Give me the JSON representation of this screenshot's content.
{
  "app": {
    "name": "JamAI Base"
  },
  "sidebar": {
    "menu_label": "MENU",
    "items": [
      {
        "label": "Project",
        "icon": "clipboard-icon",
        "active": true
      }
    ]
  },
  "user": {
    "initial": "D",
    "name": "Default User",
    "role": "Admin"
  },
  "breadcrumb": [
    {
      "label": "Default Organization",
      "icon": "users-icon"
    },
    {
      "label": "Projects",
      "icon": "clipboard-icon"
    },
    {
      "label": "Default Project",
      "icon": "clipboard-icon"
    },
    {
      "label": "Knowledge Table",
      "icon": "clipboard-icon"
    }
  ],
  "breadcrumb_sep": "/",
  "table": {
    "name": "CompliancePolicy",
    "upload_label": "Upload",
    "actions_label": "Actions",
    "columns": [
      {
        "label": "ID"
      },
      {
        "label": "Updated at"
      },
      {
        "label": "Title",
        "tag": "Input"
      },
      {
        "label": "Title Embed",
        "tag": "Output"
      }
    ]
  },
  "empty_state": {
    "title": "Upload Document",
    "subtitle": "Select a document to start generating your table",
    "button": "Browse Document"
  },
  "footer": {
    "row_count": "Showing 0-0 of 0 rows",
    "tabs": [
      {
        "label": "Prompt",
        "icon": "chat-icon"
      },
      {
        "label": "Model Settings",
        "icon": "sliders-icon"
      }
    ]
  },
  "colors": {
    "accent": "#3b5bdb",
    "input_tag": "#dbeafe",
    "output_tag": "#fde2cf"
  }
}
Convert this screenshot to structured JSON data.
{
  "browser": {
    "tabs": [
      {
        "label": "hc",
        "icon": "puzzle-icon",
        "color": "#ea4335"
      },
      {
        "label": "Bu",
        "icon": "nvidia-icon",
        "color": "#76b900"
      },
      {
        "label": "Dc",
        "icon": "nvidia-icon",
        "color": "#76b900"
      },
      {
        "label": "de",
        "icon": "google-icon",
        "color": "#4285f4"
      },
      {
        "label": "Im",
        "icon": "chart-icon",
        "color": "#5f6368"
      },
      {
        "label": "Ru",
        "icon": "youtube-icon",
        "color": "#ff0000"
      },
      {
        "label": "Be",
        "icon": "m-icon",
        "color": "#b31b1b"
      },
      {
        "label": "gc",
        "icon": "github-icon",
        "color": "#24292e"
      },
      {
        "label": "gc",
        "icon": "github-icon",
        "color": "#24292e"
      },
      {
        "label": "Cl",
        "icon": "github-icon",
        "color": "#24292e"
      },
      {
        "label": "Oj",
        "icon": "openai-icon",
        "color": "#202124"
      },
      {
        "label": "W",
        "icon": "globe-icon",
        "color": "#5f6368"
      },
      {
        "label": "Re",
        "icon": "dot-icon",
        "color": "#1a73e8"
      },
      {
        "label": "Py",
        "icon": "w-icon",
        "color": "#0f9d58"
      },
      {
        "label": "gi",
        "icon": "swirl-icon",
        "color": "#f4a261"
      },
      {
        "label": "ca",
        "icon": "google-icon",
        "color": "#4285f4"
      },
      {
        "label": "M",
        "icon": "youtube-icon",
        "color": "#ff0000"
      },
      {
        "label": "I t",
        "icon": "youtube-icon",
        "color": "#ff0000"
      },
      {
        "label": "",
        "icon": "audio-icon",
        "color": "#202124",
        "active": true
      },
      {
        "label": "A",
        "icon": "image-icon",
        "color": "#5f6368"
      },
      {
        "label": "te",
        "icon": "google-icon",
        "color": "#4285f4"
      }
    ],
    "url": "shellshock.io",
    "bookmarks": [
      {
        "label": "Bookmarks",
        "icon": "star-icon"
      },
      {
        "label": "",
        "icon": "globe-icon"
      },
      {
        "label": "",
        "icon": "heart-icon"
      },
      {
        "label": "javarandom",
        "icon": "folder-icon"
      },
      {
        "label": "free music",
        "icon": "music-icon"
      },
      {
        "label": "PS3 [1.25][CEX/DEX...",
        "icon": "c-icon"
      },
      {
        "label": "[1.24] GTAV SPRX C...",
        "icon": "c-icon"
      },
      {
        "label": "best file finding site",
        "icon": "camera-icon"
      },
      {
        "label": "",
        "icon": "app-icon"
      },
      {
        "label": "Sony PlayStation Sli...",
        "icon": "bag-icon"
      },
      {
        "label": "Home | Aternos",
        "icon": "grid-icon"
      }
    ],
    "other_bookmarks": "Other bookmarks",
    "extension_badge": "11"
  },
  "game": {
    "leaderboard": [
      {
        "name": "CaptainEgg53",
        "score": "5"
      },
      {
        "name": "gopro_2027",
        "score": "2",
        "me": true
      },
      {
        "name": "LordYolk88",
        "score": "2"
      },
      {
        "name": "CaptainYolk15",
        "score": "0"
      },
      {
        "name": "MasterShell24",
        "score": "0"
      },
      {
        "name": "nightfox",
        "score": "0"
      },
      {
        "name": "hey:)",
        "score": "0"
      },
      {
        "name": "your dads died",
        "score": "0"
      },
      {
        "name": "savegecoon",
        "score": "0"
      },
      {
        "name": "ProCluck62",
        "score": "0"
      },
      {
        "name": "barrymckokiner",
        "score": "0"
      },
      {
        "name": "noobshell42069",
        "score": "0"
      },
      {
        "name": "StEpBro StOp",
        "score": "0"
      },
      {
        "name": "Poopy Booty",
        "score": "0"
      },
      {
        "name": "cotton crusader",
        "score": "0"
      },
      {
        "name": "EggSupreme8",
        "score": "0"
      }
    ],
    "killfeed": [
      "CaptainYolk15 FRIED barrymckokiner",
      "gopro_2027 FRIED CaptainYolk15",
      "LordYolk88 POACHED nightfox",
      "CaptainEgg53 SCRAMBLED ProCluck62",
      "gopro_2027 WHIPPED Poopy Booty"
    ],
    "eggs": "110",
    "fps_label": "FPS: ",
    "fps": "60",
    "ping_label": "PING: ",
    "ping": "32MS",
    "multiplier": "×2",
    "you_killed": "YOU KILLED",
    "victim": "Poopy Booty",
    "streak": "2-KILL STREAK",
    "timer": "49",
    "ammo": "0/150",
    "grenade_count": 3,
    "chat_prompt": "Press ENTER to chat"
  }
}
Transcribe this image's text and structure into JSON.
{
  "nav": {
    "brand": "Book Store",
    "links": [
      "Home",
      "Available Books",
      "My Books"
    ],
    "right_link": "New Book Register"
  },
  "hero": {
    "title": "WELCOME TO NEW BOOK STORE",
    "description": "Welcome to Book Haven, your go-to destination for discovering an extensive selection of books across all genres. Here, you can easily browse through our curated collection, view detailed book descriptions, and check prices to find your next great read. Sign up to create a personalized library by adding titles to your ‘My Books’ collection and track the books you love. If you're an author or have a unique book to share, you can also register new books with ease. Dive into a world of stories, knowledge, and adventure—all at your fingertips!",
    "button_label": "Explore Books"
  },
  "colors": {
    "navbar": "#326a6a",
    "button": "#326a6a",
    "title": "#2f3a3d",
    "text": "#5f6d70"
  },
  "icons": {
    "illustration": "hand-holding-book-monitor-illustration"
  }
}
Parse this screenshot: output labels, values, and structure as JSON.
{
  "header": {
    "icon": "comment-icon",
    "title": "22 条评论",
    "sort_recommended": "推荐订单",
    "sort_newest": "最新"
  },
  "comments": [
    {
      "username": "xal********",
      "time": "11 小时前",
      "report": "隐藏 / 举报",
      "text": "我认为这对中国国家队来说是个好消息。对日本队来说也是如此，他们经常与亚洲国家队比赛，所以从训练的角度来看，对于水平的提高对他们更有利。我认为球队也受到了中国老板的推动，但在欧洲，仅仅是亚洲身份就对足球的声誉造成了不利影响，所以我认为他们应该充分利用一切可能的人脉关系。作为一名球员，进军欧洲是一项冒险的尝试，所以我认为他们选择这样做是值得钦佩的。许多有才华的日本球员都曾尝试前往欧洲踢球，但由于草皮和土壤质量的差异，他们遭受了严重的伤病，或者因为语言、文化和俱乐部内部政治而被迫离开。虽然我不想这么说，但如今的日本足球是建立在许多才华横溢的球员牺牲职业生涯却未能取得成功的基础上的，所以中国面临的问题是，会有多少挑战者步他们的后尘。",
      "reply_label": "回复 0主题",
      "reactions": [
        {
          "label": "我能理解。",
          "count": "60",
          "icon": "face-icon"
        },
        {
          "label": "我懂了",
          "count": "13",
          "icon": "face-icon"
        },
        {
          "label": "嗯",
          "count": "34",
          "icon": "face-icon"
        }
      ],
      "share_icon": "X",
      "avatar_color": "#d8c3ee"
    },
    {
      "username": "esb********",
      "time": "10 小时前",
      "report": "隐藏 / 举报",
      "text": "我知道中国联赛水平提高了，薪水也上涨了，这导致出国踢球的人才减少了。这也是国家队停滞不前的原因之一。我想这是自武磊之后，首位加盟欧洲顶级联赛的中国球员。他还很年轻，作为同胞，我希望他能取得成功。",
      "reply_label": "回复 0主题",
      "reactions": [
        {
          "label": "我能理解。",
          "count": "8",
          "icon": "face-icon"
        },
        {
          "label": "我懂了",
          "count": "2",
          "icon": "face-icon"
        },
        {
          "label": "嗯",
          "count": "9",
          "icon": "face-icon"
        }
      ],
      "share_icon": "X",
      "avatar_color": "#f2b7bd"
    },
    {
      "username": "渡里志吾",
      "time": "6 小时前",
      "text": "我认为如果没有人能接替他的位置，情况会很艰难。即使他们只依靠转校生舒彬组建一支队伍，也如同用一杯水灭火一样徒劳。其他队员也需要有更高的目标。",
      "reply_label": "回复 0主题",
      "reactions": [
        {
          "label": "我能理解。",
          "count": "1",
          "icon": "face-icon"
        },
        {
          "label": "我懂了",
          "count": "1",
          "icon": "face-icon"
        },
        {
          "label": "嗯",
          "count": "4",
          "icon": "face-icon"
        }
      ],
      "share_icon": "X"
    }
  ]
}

* SET EXERCISE *
Wherever a line in the data above holds "this", copy that line.

* EXERCISE SOLUTION *
Give me the JSON representation of this screenshot's content.
Convert this screenshot to structured JSON data.
Transcribe this image's text and structure into JSON.
Parse this screenshot: output labels, values, and structure as JSON.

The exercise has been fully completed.